**INPUT MATERIAL**

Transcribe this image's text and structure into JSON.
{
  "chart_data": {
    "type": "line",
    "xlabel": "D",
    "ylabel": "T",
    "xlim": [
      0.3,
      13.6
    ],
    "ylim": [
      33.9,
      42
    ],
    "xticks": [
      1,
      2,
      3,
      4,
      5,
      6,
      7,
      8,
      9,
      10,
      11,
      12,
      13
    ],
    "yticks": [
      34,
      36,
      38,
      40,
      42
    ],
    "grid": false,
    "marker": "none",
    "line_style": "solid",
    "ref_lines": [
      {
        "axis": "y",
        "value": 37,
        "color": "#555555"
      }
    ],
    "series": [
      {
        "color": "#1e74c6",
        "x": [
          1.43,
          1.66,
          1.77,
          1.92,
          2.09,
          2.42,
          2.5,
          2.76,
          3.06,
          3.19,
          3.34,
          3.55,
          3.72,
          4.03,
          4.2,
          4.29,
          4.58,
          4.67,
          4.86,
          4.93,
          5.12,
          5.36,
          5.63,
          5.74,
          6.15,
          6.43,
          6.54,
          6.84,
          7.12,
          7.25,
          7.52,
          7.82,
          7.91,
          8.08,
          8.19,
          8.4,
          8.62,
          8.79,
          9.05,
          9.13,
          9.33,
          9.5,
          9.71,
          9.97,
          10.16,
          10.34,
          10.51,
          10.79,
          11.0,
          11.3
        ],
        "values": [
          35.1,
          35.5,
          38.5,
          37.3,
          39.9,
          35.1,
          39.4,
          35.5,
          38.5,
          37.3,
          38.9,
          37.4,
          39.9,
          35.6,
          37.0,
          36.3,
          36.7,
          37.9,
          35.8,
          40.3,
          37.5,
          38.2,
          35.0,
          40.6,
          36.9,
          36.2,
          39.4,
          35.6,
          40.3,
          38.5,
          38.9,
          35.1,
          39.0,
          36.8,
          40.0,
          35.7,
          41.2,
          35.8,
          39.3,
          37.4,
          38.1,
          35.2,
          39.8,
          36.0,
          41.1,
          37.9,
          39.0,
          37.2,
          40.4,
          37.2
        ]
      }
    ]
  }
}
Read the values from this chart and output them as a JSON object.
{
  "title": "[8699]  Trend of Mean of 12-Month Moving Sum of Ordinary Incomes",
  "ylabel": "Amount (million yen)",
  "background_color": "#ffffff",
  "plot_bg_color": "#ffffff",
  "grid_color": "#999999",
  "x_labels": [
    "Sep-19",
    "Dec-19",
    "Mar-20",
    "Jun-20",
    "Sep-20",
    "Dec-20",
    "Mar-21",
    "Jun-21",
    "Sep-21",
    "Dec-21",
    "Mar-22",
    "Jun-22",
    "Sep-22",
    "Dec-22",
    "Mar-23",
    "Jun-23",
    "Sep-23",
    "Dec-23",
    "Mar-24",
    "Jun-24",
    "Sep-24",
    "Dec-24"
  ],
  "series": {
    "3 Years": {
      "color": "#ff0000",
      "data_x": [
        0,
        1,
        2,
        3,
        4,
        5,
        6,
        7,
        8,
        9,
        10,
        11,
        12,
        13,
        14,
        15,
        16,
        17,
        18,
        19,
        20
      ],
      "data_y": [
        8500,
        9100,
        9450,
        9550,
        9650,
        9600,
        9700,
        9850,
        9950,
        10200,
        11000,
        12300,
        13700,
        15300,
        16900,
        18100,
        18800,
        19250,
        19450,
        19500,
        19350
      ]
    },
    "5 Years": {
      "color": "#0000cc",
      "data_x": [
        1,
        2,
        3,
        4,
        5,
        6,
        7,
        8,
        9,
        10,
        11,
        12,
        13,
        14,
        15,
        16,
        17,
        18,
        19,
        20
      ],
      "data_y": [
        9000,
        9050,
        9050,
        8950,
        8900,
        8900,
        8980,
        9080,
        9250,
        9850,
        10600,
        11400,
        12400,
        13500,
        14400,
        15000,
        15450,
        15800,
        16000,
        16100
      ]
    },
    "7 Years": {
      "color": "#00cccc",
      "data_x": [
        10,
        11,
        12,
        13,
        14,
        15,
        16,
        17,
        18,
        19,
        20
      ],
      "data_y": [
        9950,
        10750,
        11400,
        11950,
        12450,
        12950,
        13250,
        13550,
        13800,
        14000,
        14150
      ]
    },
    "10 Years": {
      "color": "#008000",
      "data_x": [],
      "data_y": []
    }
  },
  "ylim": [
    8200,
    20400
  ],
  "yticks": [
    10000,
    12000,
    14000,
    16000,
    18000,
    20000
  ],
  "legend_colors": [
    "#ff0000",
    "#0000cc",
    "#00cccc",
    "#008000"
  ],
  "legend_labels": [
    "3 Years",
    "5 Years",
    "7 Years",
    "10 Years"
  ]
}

**OBJECTIVE**
Return each line among the entries that holds the word "ffffff".

**SOLVED PROBLEM**
  "background_color": "#ffffff",
  "plot_bg_color": "#ffffff",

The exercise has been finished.